• **TEXT PASSAGE**:
┌──

Hoffman: I don't really think I could've said it any better than Christian. That's a fantastic answer.
InfoQ: Are containers an essential part of a cloud-native approach? Why or why not?
Posta: Not sure I agree with the framing of the question to be honest. I'd prefer to think about "what's essential" in terms of capabilities and practices in a "cloud-native approach". For example, what are the capabilities and practices needed to make it economical to work in small batches, test hypothesis and learn? Capabilities like cheap application builds, safe deployments, automated management of deployments (start/stop/scale/health checking, etc.), security, distributed configuration, traffic routing, and others. Containers play a foundational role in implementing these capabilities and form the basis of technology/platforms that provide these capabilities but the capabilities are what's important.
Stine: I will piggyback on Christian's answer a bit here, as I think he's going down exactly the right path. If you look at how we've both framed the notion of cloud-native, neither of us has focused so much on technology as we have on enabling hypothesis-driven business models and rapid feedback/response cycles. What we need is the appropriate level of platform abstraction to do that economically.
As we've transitioned from physical hardware to virtual machines to containers, we've reduced the cost per unit value of deployments, and that's enabled us to create software platforms with increasing capability to deliver on the promise of rapid evolution of software. Containers have certainly played a huge role in the current evolution of platform building.

└──

• **PROVIDED INFORMATION**:
┌──

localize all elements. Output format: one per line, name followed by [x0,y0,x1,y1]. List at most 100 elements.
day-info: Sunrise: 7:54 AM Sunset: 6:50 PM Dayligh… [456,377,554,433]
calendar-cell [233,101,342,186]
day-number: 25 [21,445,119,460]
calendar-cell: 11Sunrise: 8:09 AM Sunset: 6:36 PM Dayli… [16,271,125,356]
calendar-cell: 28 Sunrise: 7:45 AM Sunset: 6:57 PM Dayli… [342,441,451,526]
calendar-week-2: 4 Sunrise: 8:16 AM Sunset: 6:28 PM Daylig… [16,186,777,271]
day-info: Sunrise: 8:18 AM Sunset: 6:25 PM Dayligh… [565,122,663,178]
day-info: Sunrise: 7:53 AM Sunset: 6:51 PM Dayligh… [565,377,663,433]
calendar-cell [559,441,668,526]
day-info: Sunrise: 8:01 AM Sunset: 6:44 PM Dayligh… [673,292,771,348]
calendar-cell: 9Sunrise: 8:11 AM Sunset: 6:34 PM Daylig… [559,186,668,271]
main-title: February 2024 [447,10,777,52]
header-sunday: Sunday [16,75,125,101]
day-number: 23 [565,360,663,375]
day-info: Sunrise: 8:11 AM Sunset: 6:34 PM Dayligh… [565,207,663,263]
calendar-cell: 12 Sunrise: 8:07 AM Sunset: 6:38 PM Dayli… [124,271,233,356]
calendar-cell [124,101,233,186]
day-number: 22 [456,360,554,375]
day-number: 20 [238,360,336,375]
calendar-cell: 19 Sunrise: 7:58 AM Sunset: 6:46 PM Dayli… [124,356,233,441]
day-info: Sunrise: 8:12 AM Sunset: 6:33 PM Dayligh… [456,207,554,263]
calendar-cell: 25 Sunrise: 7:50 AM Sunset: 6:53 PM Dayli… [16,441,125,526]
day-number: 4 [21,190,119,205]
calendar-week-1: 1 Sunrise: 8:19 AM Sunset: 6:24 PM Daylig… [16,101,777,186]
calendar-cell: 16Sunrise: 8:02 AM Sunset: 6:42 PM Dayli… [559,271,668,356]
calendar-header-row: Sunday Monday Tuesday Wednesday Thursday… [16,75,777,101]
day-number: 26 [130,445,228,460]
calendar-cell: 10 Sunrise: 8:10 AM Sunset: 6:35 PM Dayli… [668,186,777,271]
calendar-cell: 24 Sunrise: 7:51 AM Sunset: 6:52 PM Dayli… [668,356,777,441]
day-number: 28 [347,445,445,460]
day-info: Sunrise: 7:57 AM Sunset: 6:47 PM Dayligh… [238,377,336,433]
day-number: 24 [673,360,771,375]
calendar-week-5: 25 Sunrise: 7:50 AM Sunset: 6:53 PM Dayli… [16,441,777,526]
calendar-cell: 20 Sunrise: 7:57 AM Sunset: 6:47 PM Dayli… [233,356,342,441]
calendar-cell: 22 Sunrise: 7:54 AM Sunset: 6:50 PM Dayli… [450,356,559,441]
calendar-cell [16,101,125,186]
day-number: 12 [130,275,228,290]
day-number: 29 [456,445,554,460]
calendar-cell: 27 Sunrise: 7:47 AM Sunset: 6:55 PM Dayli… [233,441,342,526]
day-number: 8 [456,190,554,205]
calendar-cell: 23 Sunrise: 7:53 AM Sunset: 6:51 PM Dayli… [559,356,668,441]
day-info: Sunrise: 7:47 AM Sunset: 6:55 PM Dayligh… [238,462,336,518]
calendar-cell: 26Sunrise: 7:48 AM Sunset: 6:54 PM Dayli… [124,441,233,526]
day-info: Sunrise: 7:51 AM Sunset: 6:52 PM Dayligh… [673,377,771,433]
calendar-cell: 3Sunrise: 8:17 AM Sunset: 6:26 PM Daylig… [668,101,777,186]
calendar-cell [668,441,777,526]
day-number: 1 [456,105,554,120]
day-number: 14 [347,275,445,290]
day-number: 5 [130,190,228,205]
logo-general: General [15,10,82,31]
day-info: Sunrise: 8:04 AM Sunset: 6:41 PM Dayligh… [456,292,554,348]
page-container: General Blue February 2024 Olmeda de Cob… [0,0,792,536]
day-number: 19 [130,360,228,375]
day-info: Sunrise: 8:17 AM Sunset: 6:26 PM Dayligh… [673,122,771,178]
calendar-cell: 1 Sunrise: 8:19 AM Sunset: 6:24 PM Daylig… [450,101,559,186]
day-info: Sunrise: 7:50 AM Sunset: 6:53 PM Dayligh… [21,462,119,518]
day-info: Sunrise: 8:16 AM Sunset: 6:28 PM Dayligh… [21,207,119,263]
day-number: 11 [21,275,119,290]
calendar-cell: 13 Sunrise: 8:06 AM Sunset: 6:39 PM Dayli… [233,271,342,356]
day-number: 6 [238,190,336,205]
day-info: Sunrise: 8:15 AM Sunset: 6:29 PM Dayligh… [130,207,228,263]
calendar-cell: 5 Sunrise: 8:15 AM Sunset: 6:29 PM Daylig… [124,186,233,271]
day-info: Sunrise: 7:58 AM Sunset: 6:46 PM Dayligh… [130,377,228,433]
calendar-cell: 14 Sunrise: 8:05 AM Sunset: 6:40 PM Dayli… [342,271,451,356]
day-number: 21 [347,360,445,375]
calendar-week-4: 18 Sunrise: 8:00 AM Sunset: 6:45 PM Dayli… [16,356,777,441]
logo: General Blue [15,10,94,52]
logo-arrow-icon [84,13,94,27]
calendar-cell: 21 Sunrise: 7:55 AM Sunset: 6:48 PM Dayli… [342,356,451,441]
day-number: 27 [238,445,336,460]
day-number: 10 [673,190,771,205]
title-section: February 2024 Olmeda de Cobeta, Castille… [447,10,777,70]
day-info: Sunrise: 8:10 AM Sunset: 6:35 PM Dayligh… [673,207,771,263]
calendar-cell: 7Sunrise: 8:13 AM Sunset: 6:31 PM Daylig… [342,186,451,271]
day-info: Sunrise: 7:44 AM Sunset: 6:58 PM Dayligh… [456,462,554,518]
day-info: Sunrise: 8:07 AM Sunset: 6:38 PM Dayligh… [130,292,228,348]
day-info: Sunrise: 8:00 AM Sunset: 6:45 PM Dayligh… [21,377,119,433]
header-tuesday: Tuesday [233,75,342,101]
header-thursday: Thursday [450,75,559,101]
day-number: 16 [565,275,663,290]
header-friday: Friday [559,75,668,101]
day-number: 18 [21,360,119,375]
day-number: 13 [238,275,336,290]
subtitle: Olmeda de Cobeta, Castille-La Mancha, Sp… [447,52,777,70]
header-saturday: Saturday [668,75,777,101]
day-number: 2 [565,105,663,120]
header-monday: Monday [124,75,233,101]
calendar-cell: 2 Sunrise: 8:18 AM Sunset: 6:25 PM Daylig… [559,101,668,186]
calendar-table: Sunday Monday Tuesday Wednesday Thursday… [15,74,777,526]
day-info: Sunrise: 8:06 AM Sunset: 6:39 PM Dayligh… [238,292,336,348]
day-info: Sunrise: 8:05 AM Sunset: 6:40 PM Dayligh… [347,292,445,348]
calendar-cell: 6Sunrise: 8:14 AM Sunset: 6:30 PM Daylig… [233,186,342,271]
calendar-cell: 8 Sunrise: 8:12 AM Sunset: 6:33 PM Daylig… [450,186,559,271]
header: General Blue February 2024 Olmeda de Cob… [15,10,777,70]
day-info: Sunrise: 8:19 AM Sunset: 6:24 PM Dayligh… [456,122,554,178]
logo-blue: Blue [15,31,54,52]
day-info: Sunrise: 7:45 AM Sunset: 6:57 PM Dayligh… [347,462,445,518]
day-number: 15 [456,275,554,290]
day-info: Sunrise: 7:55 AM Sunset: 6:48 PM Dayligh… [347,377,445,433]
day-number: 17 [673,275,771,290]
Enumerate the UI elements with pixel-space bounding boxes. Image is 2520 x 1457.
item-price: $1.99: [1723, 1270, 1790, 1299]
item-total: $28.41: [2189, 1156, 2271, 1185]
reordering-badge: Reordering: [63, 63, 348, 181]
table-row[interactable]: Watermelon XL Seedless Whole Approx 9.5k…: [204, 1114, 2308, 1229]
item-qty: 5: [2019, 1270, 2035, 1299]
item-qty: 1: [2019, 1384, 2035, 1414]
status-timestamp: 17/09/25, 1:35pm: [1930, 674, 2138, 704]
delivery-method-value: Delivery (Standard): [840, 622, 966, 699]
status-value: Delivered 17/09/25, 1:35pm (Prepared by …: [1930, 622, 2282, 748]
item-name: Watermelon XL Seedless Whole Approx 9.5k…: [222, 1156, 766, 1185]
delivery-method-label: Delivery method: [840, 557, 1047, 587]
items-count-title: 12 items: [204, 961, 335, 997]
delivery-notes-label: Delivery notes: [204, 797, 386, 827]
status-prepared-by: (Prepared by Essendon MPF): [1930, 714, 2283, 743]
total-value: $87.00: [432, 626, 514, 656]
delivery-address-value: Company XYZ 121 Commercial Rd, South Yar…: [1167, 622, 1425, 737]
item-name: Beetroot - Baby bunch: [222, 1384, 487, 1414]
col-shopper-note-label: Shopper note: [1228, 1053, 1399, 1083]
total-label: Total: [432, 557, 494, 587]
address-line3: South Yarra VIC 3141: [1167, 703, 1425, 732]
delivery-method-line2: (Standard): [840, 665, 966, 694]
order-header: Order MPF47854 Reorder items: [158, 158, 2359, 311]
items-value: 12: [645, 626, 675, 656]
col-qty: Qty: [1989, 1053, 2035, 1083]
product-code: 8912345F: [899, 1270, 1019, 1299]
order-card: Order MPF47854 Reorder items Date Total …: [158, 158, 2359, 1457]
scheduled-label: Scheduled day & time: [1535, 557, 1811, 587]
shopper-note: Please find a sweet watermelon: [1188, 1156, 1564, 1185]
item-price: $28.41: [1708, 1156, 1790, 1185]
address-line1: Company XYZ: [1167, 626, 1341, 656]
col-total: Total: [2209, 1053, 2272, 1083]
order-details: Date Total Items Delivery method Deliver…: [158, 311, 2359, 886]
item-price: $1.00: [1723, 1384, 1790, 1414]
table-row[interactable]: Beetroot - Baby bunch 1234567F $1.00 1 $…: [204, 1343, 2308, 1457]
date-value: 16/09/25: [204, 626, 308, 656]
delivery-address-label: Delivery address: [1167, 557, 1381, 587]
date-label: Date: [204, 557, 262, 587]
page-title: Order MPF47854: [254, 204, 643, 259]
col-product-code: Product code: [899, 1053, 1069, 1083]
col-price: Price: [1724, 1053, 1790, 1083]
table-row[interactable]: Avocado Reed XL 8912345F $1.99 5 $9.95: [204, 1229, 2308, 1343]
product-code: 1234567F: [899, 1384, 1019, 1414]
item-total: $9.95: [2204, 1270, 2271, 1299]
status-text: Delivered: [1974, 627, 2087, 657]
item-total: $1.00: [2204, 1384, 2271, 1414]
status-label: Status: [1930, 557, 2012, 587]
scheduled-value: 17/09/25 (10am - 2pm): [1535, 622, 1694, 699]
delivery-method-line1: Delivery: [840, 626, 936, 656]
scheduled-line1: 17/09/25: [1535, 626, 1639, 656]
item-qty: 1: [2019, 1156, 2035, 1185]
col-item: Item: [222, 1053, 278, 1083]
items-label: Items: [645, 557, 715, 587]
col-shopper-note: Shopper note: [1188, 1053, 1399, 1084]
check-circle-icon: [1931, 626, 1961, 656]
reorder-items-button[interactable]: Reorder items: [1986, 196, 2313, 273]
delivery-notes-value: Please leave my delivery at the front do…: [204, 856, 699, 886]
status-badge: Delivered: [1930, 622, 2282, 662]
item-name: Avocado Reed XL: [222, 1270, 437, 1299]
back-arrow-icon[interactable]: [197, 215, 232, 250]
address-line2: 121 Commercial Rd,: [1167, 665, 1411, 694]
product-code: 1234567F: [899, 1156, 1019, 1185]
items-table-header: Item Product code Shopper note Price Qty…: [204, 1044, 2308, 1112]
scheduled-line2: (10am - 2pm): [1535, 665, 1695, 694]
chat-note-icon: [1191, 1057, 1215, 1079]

└──

• **PROBLEMS AND TASKS**:
a. In the interview excerpt, why does Stine say the move from physical hardware to virtual machines to containers made more capable software platforms possible? Answer in one to three sentences.
b. Repeat the stretch of the interview excerpt from "Stine: I will" through "do that economically.", word for word.

• **ANSWERS FOR THE TASKS**:
a. Each step reduced the cost per unit value of deployments. That lower cost enabled software platforms with increasing capability to deliver rapid evolution of software.

b.
Stine: I will piggyback on Christian's answer a bit here, as I think he's going down exactly the right path. If you look at how we've both framed the notion of cloud-native, neither of us has focused so much on technology as we have on enabling hypothesis-driven business models and rapid feedback/response cycles. What we need is the appropriate level of platform abstraction to do that economically.